#### [WHAT IS EXPECTED]
Copy out every line containing the word "المعافري".

#### [ENTRIES]
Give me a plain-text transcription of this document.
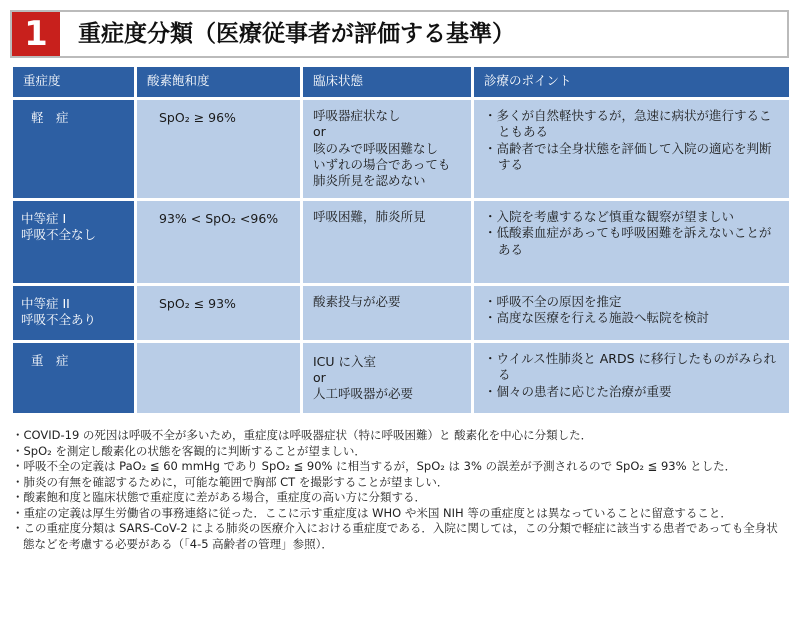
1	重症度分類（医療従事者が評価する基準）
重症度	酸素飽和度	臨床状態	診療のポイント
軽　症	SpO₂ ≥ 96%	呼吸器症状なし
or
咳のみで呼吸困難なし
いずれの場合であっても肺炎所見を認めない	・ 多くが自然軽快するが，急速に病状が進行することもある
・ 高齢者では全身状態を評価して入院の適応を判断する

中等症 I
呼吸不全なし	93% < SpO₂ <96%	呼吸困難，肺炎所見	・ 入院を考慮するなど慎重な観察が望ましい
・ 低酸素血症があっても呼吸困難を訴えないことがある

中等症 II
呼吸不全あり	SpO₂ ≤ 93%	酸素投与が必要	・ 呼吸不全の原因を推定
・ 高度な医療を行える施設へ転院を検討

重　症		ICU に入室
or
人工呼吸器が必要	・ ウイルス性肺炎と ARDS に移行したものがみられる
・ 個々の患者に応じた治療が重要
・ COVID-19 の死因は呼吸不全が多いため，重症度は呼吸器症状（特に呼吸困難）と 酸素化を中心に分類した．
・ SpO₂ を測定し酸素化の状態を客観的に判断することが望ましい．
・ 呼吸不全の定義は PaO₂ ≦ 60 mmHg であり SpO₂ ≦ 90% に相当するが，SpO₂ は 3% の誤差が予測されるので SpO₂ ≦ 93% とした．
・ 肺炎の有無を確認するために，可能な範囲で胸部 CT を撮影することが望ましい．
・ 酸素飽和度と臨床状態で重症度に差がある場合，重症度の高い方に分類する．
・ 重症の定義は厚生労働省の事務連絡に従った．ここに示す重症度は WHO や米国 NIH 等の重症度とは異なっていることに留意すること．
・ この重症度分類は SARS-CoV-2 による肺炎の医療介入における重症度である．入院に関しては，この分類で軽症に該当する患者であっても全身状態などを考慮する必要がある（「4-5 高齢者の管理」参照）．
...
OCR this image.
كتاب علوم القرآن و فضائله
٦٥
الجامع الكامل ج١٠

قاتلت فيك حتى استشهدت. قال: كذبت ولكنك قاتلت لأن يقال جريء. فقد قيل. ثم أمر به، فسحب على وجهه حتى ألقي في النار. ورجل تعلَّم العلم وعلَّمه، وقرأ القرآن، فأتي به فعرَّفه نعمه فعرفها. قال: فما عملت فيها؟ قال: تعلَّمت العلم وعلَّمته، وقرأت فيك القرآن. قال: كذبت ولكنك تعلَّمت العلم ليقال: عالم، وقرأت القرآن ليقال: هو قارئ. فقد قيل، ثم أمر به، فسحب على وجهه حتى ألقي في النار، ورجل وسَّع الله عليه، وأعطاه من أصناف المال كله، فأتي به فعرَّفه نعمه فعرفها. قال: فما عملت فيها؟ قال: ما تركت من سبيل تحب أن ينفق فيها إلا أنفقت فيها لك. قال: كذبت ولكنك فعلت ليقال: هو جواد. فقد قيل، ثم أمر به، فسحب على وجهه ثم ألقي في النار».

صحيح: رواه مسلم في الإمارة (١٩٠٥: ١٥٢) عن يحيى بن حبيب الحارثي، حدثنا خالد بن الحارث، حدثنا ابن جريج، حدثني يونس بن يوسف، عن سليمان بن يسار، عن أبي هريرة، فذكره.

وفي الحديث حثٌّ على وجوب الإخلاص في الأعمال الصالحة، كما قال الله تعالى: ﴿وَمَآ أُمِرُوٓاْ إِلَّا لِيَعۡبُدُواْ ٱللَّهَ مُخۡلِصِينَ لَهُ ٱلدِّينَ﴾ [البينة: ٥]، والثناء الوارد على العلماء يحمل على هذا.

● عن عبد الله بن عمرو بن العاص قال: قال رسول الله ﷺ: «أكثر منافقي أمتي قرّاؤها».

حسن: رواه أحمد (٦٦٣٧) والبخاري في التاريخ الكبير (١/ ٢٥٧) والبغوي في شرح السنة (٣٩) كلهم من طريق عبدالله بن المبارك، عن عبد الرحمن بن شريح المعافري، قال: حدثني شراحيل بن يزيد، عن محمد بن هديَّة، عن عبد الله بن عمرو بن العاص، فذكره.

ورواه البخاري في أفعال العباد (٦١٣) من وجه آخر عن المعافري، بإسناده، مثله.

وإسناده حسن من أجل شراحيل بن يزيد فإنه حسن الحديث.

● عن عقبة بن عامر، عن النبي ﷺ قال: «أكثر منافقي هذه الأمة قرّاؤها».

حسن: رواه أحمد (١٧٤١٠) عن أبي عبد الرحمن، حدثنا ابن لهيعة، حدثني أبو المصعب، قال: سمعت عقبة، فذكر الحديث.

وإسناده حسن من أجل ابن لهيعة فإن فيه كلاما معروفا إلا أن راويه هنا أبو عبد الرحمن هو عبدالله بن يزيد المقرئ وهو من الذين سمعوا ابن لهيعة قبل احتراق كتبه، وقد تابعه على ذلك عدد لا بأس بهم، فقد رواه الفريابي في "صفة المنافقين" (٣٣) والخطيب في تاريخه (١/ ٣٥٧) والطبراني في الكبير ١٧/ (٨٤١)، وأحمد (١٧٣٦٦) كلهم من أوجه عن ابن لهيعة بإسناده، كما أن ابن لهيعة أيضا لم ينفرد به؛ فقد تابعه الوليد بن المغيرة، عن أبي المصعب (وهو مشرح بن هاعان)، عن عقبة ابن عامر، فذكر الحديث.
---
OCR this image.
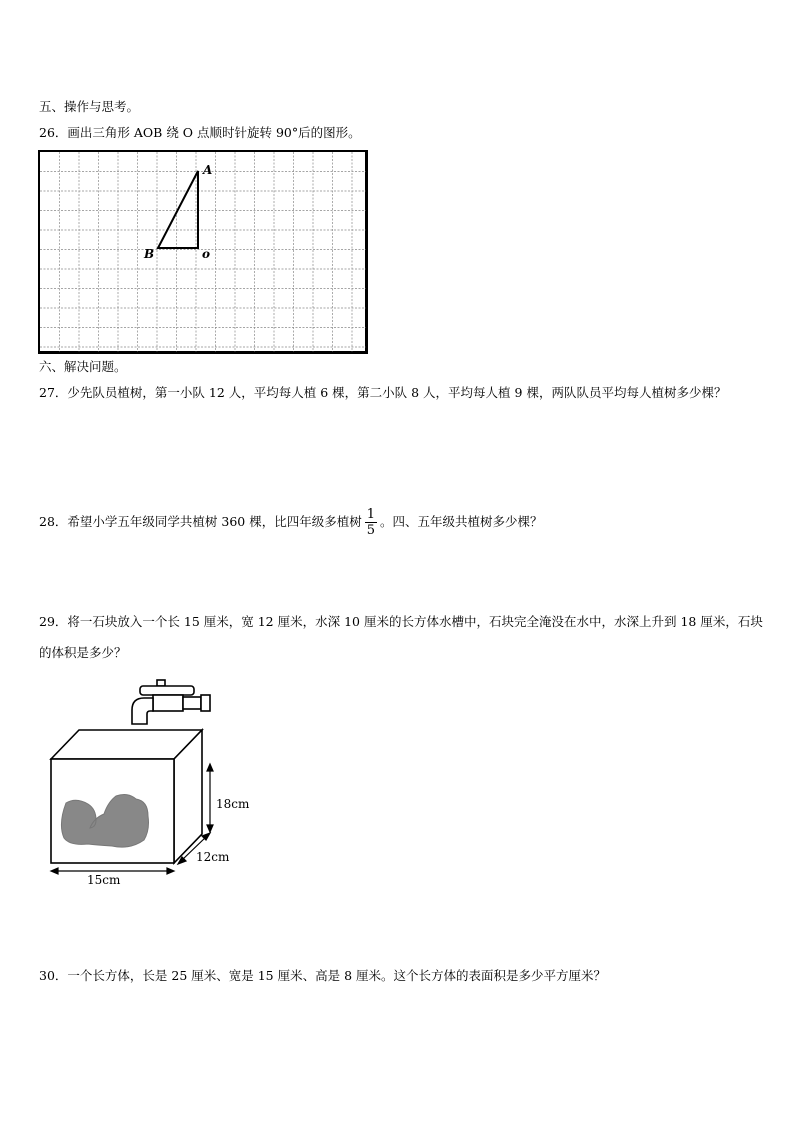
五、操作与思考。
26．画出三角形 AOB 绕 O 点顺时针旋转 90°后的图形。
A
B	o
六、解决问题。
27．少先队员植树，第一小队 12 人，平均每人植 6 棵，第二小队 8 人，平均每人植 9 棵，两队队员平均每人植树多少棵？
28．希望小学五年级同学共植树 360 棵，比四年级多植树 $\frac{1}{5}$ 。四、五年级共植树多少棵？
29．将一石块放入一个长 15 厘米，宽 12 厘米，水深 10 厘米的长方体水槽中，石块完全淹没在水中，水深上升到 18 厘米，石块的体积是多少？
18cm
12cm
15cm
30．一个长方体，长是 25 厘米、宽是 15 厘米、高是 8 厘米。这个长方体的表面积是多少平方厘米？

#### [THE REPLY]
حسن: رواه أحمد (٦٦٣٧) والبخاري في التاريخ الكبير (١/ ٢٥٧) والبغوي في شرح السنة (٣٩) كلهم من طريق عبدالله بن المبارك، عن عبد الرحمن بن شريح المعافري، قال: حدثني شراحيل بن يزيد، عن محمد بن هديَّة، عن عبد الله بن عمرو بن العاص، فذكره.
ورواه البخاري في أفعال العباد (٦١٣) من وجه آخر عن المعافري، بإسناده، مثله.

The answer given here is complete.